Given exercise:
In the listing below, how many lines contain the word "clipboard"? Please respond with the number only.

##############################

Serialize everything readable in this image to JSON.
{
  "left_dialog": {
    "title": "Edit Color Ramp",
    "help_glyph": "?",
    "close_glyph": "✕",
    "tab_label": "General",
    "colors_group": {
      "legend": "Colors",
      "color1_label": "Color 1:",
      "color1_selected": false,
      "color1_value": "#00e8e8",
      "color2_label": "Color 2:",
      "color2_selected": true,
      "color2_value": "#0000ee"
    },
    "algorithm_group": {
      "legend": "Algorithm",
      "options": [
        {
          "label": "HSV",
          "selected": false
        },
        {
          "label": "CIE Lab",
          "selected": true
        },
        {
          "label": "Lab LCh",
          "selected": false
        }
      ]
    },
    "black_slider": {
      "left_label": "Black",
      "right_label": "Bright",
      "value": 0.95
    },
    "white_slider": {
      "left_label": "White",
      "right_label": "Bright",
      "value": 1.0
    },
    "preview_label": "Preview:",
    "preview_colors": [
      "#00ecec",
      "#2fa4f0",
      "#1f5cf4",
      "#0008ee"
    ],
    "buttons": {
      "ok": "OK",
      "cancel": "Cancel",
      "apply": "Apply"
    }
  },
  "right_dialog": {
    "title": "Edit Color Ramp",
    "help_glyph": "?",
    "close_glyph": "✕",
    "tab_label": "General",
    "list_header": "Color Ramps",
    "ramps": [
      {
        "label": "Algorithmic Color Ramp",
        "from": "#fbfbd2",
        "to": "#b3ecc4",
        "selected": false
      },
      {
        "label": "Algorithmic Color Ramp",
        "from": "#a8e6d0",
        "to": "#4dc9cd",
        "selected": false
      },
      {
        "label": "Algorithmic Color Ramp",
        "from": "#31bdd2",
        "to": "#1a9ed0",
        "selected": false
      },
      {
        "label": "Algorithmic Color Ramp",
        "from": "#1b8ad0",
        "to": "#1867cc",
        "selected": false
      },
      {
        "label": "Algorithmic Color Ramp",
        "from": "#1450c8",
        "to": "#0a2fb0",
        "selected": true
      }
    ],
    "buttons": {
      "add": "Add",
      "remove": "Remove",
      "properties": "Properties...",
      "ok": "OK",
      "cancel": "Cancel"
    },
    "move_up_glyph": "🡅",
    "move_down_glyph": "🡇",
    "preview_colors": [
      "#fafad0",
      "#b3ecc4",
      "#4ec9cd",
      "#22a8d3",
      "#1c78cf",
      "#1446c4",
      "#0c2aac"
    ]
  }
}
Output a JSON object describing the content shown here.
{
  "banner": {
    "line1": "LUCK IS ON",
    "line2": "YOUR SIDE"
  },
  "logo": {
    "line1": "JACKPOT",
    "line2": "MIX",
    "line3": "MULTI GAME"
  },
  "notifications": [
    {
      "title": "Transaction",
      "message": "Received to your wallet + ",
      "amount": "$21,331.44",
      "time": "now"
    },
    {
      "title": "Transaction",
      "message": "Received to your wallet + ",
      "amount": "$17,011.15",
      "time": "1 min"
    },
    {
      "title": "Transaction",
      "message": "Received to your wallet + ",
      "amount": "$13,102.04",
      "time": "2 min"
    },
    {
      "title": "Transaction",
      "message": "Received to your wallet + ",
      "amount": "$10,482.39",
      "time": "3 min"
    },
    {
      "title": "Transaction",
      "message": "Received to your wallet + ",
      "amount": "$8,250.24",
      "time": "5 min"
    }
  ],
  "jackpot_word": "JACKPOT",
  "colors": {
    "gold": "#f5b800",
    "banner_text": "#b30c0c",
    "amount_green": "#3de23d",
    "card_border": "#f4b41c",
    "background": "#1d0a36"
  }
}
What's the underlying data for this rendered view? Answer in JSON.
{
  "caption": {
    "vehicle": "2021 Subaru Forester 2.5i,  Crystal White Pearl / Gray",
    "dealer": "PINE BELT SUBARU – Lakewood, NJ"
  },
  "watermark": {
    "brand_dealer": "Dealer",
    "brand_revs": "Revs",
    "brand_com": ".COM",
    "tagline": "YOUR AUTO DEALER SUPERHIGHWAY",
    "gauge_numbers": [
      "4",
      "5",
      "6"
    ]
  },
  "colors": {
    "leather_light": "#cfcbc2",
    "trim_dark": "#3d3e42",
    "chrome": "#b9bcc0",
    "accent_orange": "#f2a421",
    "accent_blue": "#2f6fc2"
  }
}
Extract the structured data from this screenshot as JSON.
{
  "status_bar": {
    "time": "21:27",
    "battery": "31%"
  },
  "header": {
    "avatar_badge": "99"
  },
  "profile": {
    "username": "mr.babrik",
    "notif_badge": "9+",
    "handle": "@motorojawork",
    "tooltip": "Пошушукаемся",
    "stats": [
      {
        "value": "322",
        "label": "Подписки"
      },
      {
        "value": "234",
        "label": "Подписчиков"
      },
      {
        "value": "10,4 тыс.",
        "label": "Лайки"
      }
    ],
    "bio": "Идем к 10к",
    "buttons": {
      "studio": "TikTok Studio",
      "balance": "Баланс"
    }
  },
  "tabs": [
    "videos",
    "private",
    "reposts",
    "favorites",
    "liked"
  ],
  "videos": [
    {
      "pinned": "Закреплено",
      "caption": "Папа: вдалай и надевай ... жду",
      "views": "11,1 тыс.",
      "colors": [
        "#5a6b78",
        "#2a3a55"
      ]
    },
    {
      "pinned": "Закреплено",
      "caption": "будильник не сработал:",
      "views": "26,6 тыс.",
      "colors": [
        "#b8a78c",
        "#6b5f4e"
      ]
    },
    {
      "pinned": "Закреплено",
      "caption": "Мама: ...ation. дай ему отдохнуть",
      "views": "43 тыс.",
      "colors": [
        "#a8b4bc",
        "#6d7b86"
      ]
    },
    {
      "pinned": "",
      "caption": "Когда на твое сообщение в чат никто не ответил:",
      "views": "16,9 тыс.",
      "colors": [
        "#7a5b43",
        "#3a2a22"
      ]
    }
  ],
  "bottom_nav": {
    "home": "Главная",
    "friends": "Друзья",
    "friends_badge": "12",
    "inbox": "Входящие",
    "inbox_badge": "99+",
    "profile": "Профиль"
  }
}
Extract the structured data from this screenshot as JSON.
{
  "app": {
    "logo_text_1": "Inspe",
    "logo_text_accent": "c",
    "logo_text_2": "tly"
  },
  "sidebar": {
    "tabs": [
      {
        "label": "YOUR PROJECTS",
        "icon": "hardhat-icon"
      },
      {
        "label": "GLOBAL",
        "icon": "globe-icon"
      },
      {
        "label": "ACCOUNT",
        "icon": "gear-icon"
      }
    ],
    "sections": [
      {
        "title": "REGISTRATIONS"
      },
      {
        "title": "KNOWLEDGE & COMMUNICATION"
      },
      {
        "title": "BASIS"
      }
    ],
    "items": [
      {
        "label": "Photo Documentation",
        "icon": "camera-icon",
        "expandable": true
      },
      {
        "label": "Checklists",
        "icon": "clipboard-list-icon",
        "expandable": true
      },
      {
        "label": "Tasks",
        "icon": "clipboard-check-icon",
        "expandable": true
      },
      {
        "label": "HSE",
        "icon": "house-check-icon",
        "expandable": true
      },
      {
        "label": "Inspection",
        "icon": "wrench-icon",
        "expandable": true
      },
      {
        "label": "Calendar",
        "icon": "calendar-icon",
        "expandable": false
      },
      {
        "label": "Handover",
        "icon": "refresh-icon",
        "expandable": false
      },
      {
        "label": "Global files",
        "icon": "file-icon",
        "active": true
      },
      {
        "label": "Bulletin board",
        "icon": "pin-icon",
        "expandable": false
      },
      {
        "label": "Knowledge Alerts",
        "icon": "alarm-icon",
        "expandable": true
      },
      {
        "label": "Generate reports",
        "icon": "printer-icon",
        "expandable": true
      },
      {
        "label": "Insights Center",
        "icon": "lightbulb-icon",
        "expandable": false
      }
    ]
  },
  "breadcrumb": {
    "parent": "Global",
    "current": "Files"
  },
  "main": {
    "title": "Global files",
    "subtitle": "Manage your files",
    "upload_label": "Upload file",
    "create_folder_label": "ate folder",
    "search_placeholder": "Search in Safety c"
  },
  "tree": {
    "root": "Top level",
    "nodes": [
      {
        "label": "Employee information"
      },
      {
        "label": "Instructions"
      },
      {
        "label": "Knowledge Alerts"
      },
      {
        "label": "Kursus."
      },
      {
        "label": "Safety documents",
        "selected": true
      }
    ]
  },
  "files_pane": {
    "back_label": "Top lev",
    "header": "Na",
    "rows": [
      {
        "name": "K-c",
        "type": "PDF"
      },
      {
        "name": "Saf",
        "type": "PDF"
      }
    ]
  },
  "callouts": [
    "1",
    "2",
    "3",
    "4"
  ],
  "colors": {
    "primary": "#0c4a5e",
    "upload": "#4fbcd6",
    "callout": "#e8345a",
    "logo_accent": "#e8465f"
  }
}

##############################

Output:
2